## SUPPLIED RECORDS
--

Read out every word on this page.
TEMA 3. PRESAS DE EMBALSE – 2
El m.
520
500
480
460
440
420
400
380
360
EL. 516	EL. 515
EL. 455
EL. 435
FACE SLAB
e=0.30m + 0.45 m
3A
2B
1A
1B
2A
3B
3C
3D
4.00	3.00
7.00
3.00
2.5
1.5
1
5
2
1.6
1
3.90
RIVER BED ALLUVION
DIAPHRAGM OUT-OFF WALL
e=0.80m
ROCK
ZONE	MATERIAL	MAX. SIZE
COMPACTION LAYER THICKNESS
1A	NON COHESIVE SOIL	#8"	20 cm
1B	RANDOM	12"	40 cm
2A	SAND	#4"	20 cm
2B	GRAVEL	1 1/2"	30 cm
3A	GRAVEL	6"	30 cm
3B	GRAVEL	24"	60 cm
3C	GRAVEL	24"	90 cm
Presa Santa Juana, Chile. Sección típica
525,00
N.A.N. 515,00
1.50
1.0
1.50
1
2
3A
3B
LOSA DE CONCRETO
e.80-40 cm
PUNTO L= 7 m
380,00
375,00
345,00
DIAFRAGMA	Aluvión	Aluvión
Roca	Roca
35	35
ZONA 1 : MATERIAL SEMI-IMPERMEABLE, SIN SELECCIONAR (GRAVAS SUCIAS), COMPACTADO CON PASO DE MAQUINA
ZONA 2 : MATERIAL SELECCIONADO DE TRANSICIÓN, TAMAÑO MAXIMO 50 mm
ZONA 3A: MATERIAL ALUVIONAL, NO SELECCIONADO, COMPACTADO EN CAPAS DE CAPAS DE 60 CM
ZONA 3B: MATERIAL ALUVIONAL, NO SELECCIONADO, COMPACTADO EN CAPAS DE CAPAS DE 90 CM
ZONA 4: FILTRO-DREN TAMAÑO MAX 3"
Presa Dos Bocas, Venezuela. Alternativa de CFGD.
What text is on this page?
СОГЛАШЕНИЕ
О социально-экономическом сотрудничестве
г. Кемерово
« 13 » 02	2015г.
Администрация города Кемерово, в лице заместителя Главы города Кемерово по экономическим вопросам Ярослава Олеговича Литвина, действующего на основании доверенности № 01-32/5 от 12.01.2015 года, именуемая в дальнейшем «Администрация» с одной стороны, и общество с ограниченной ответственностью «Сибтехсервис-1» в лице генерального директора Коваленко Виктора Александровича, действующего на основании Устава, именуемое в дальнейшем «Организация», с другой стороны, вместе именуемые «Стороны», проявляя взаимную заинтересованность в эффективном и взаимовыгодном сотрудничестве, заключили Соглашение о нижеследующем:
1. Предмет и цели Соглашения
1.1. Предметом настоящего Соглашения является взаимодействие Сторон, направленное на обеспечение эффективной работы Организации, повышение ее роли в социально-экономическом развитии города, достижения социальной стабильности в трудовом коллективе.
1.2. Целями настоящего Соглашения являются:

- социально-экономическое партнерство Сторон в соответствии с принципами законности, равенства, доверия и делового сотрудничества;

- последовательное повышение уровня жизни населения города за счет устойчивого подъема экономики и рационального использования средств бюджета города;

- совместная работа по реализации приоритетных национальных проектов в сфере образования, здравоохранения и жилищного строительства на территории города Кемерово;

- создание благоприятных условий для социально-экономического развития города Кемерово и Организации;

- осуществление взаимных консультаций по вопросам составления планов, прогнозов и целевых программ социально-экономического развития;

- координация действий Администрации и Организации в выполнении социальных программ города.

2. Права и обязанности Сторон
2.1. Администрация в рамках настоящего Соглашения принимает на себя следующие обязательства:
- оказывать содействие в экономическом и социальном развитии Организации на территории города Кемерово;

--

## DO THIS
The records above must be repeated exactly, every one of them.

## FINAL RESULT
Read out every word on this page.
TEMA 3. PRESAS DE EMBALSE – 2
El m.
520
500
480
460
440
420
400
380
360
EL. 516	EL. 515
EL. 455
EL. 435
FACE SLAB
e=0.30m + 0.45 m
3A
2B
1A
1B
2A
3B
3C
3D
4.00	3.00
7.00
3.00
2.5
1.5
1
5
2
1.6
1
3.90
RIVER BED ALLUVION
DIAPHRAGM OUT-OFF WALL
e=0.80m
ROCK
ZONE	MATERIAL	MAX. SIZE
COMPACTION LAYER THICKNESS
1A	NON COHESIVE SOIL	#8"	20 cm
1B	RANDOM	12"	40 cm
2A	SAND	#4"	20 cm
2B	GRAVEL	1 1/2"	30 cm
3A	GRAVEL	6"	30 cm
3B	GRAVEL	24"	60 cm
3C	GRAVEL	24"	90 cm
Presa Santa Juana, Chile. Sección típica
525,00
N.A.N. 515,00
1.50
1.0
1.50
1
2
3A
3B
LOSA DE CONCRETO
e.80-40 cm
PUNTO L= 7 m
380,00
375,00
345,00
DIAFRAGMA	Aluvión	Aluvión
Roca	Roca
35	35
ZONA 1 : MATERIAL SEMI-IMPERMEABLE, SIN SELECCIONAR (GRAVAS SUCIAS), COMPACTADO CON PASO DE MAQUINA
ZONA 2 : MATERIAL SELECCIONADO DE TRANSICIÓN, TAMAÑO MAXIMO 50 mm
ZONA 3A: MATERIAL ALUVIONAL, NO SELECCIONADO, COMPACTADO EN CAPAS DE CAPAS DE 60 CM
ZONA 3B: MATERIAL ALUVIONAL, NO SELECCIONADO, COMPACTADO EN CAPAS DE CAPAS DE 90 CM
ZONA 4: FILTRO-DREN TAMAÑO MAX 3"
Presa Dos Bocas, Venezuela. Alternativa de CFGD.
What text is on this page?
СОГЛАШЕНИЕ
О социально-экономическом сотрудничестве
г. Кемерово
« 13 » 02	2015г.
Администрация города Кемерово, в лице заместителя Главы города Кемерово по экономическим вопросам Ярослава Олеговича Литвина, действующего на основании доверенности № 01-32/5 от 12.01.2015 года, именуемая в дальнейшем «Администрация» с одной стороны, и общество с ограниченной ответственностью «Сибтехсервис-1» в лице генерального директора Коваленко Виктора Александровича, действующего на основании Устава, именуемое в дальнейшем «Организация», с другой стороны, вместе именуемые «Стороны», проявляя взаимную заинтересованность в эффективном и взаимовыгодном сотрудничестве, заключили Соглашение о нижеследующем:
1. Предмет и цели Соглашения
1.1. Предметом настоящего Соглашения является взаимодействие Сторон, направленное на обеспечение эффективной работы Организации, повышение ее роли в социально-экономическом развитии города, достижения социальной стабильности в трудовом коллективе.
1.2. Целями настоящего Соглашения являются:

- социально-экономическое партнерство Сторон в соответствии с принципами законности, равенства, доверия и делового сотрудничества;

- последовательное повышение уровня жизни населения города за счет устойчивого подъема экономики и рационального использования средств бюджета города;

- совместная работа по реализации приоритетных национальных проектов в сфере образования, здравоохранения и жилищного строительства на территории города Кемерово;

- создание благоприятных условий для социально-экономического развития города Кемерово и Организации;

- осуществление взаимных консультаций по вопросам составления планов, прогнозов и целевых программ социально-экономического развития;

- координация действий Администрации и Организации в выполнении социальных программ города.

2. Права и обязанности Сторон
2.1. Администрация в рамках настоящего Соглашения принимает на себя следующие обязательства:
- оказывать содействие в экономическом и социальном развитии Организации на территории города Кемерово;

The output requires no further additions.